The main contributions of this paper are:

  1. 1)

    Optimal protection problem in smart grids is modeled as a Steiner tree problem, taking into account the practical concerns of critical bus importance and financial considerations regarding the growth strategy.

  2. 2)

    We determine the critical nodes in the smart grid using social network metrics and use these nodes as terminals in a weighted Steiner tree to find the optimal protection strategy.

  3. 3)

    Since Steiner tree problem might be solved faster and simpler in planar graphs, we test the planarity of the smart grid network. We also use a maximal edge planar subgraph detection algorithm to extend our algorithm for solving Steiner tree problem in planar graphs to a heuristic algorithm for non-planar smart grid graphs.

  4. 4)

    We propose an efficient heuristic algorithm to find the minimum Steiner tree and its corresponding optimal protection set which outperforms existing heuristic algorithms for this purpose.

  5. 5)

    To guarantee the quality of the protection set, we propose two approaches: an exact but slow algorithm that finds the optimal solution and an approximation algorithm which guarantees that the cost of its solution is at most 1.39 times the optimal solution, but is much faster than the exact algorithm.

The rest of the paper is organized as follows. Section 2 discusses the related work. In Section 3, we describe the system model that is used throughout the paper. Section 4 presents the smart grid graph and explains the graph-based state estimation problem. In Section 5, we propose our approaches for determining the protection set of measurements. In Section 6, we evaluate the proposed approaches and provide simulation results. Finally, some concluding remarks and directions of future research are presented in Section 7.

2 Related work

A wide range of studies are related to the security challenges in smart grids. In this section, we briefly cover two lines of research that their results are mostly related to our work. At first we survey important types of FDI attacks that are proposed in the literature. Then, we focus on protection mechanisms and attack detection methods in smart grids.

2.1 FDI attacks in smart grids

FDI attacks on smart grids were first introduced in 2009 by [5] and expanded in [10]. Following this work, many researchers tried to come up with more realistic attacks on smart grid state estimation. In [11], a comprehensive review of state of the art in FDI attacks against modern power systems is presented. In [12], authors proposed an attack strategy for smart grid state estimation and considered two regimes of attacks: the strong attack regime where the adversary attacks a sufficient number of meters so that the attack becomes unobservable by the control center and the weak attack regime where the adversary controls only a small number of meters. The problem is investigated from a decision theoretic perspective for both the control center and the adversary.

In [13], authors point out that a realistic FDI attack is essentially an attack with incomplete information due to the attacker’s lack of real-time knowledge with respect to various grid parameters and attributes such as the position of circuit breaker switches and transformer tap changers, and also because of the attacker’s limited physical access to grid facilities. They also characterize FDI attacks mathematically with incomplete information from both the attacker’s and grid operator’s viewpoints. In [14], the case of a bi-level hierarchical state estimator that provides only partial observability to lower-tier state estimators, is considered and an attack model is proposed which presents a formulation for identifying minimal sets of additional measurements to tolerate k-measurement attacks in this hierarchical state estimator.
=-=-=-=-=
#### WHAT THIS EXERCISE ASKS:
1. According to the smart grid protection excerpt, what is the most that the approximation algorithm's solution can cost relative to the optimal solution?
2. Carry on writing the smart grid protection excerpt from the point where it stops.
The data after this point plays no part in the work here.

#### INFORMATION SUPPLIED:
=-=-=-=-=
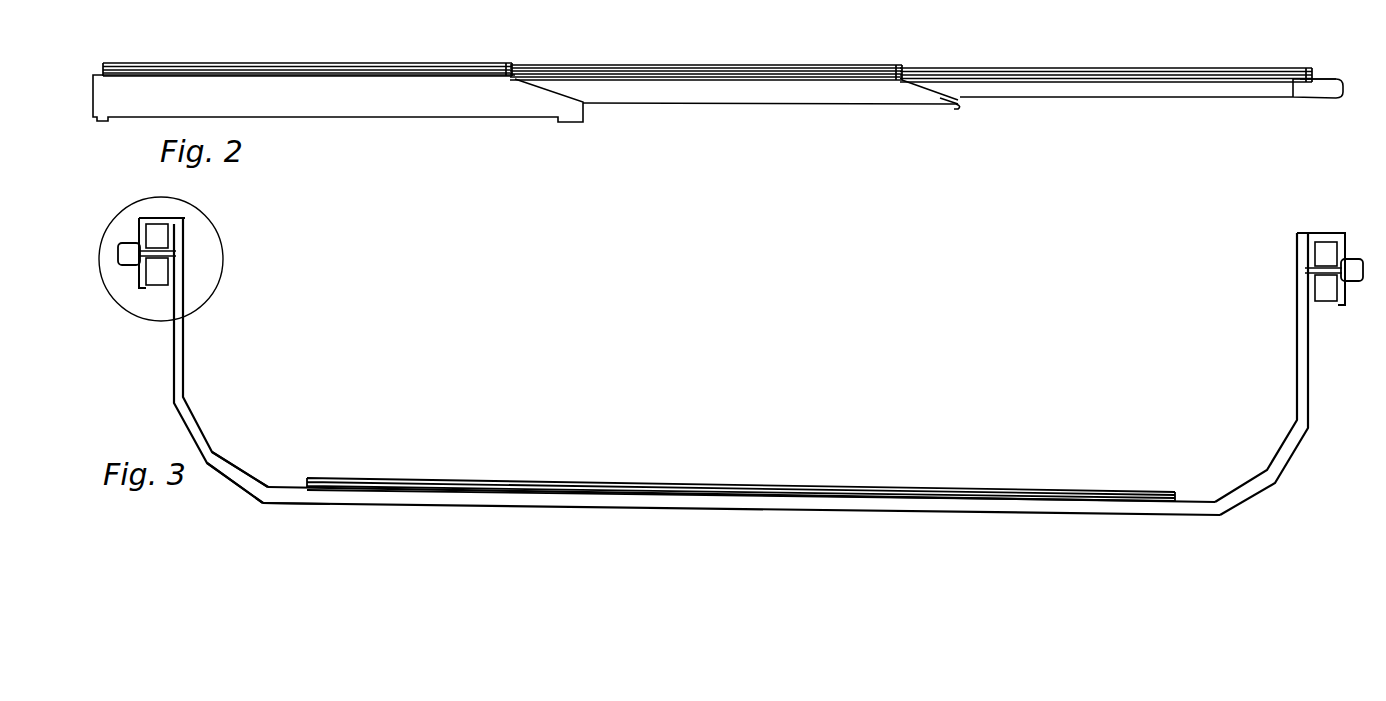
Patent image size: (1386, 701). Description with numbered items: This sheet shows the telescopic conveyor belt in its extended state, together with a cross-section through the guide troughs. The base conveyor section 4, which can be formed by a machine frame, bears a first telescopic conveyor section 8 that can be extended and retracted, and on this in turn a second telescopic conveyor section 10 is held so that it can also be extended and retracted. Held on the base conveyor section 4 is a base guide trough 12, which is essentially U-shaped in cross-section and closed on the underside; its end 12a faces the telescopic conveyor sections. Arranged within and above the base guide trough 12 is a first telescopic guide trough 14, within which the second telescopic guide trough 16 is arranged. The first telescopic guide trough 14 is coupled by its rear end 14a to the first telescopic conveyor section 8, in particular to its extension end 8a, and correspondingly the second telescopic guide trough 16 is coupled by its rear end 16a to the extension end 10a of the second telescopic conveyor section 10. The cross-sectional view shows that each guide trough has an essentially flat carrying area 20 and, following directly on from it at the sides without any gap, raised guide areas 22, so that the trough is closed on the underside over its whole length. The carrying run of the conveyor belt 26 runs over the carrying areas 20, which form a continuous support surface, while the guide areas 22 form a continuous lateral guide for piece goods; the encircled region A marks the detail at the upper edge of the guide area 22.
=-=-=-=-=
#### RESULTS BY TASK:
1. At most 1.39 times the cost of the optimal solution.

2.
An algorithm to construct unobservable FDI attacks for an AC state estimator is proposed in [15]. In [16], the problem of finding the optimal attack strategy, i.e. a data-injection attack strategy that selects a set of meters to manipulate in order to cause the maximum damage is studied. A bi-level mixed integer linear programming (MILP) model for determining the optimal measurements set protection is presented in [17]. The stealthy deception attack in remote state estimation, which is a typical attack in cyber physical system (CPS), is investigated in [18]. A two-stage attack scheme to demonstrate the practical feasibility of unobservable FDI attacks in smart grids is described in [19].

In [20], the authors studied the general problem of blind FDI attack using the principal component analysis (PCA) approximation method without the knowledge of Jacobian matrix and assumptions on the distribution of state variables. The proposed attack is proven to be approximately stealthy. An efficient strategy for determining the optimal attack region that requires reduced network information is proposed in [21]. Reference [22] proposes an imperfect FDI attack model and its corresponding forecasting-aided implementation method against the nonlinear power system state estimation by introducing an attack vector relaxing error. An end-to-end case study of how to instantiate real FDI attacks to the AC state estimation process presented in [23]. Authors in [24] use two-stage sparse cyber-attack models for smart grid with complete and incomplete network information and then propose a novel detection mechanism based on dual optimization problem and stacked auto-encoder (SAE) typical deep learning method.

2.2 Detection and protection mechanisms against FDI

Researches focused on devising mechanism against FDI attacks can be categorized in two classes: detection mechanisms and protection mechanisms. Here we briefly survey the two categories.

2.2.1 Detection mechanisms for FDI attack

Reference [6] proposed a detection procedure with protecting a critical selected set of sensor measurements in smart grid. The problem of FDI attack detection is intended as a framework that characterizes the attack as an optimization problem through a security metric in [7]. Since distributed state estimation will become an important alternative to centralized and hierarchical solutions in smart grid, a fully distributed attack detection algorithm is introduced in [25]. In [26], the attack detection problem in the smart grid is formulated as a statistical learning problem for different attack scenarios in which the measurements are observed in batch or on-line settings and a machine learning algorithm is used to classify the measurements and detect the attack. A graph-theoretic algorithm for localizing the target of FDI attacks in large power system networks using real-time synchrophasor measurements is proposed in [27]. In [28], the problems of state estimation and attack detection in smart grids when the measurements are corrupted by colored Gaussian noise are considered.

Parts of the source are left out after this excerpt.